Data for the task:
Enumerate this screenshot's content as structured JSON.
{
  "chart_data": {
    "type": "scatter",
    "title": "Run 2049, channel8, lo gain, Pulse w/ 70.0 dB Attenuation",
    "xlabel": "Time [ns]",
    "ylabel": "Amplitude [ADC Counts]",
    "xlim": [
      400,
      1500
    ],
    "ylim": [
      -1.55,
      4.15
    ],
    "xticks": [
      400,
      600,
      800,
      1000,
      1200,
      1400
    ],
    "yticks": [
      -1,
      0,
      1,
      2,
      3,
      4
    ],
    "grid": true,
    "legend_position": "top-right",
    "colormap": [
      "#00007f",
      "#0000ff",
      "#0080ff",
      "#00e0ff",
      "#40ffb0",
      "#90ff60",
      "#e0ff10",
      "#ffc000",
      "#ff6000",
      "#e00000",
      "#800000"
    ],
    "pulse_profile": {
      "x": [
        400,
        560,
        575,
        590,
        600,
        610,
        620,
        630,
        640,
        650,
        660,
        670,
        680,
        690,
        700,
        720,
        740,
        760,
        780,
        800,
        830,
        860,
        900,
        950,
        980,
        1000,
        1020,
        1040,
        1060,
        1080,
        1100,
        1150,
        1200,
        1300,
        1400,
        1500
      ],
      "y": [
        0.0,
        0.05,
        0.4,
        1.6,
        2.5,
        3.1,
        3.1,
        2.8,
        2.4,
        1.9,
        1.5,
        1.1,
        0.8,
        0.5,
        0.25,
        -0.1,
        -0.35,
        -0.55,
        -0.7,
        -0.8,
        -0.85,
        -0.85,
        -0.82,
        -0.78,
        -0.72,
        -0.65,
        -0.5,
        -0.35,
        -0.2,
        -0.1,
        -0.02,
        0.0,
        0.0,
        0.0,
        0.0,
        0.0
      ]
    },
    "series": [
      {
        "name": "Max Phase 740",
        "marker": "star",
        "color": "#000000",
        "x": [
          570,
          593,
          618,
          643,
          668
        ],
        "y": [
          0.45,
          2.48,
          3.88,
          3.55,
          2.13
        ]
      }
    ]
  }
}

Task:
Every entry must be output again, exactly as written above.

Answer in full:
Enumerate this screenshot's content as structured JSON.
{
  "chart_data": {
    "type": "scatter",
    "title": "Run 2049, channel8, lo gain, Pulse w/ 70.0 dB Attenuation",
    "xlabel": "Time [ns]",
    "ylabel": "Amplitude [ADC Counts]",
    "xlim": [
      400,
      1500
    ],
    "ylim": [
      -1.55,
      4.15
    ],
    "xticks": [
      400,
      600,
      800,
      1000,
      1200,
      1400
    ],
    "yticks": [
      -1,
      0,
      1,
      2,
      3,
      4
    ],
    "grid": true,
    "legend_position": "top-right",
    "colormap": [
      "#00007f",
      "#0000ff",
      "#0080ff",
      "#00e0ff",
      "#40ffb0",
      "#90ff60",
      "#e0ff10",
      "#ffc000",
      "#ff6000",
      "#e00000",
      "#800000"
    ],
    "pulse_profile": {
      "x": [
        400,
        560,
        575,
        590,
        600,
        610,
        620,
        630,
        640,
        650,
        660,
        670,
        680,
        690,
        700,
        720,
        740,
        760,
        780,
        800,
        830,
        860,
        900,
        950,
        980,
        1000,
        1020,
        1040,
        1060,
        1080,
        1100,
        1150,
        1200,
        1300,
        1400,
        1500
      ],
      "y": [
        0.0,
        0.05,
        0.4,
        1.6,
        2.5,
        3.1,
        3.1,
        2.8,
        2.4,
        1.9,
        1.5,
        1.1,
        0.8,
        0.5,
        0.25,
        -0.1,
        -0.35,
        -0.55,
        -0.7,
        -0.8,
        -0.85,
        -0.85,
        -0.82,
        -0.78,
        -0.72,
        -0.65,
        -0.5,
        -0.35,
        -0.2,
        -0.1,
        -0.02,
        0.0,
        0.0,
        0.0,
        0.0,
        0.0
      ]
    },
    "series": [
      {
        "name": "Max Phase 740",
        "marker": "star",
        "color": "#000000",
        "x": [
          570,
          593,
          618,
          643,
          668
        ],
        "y": [
          0.45,
          2.48,
          3.88,
          3.55,
          2.13
        ]
      }
    ]
  }
}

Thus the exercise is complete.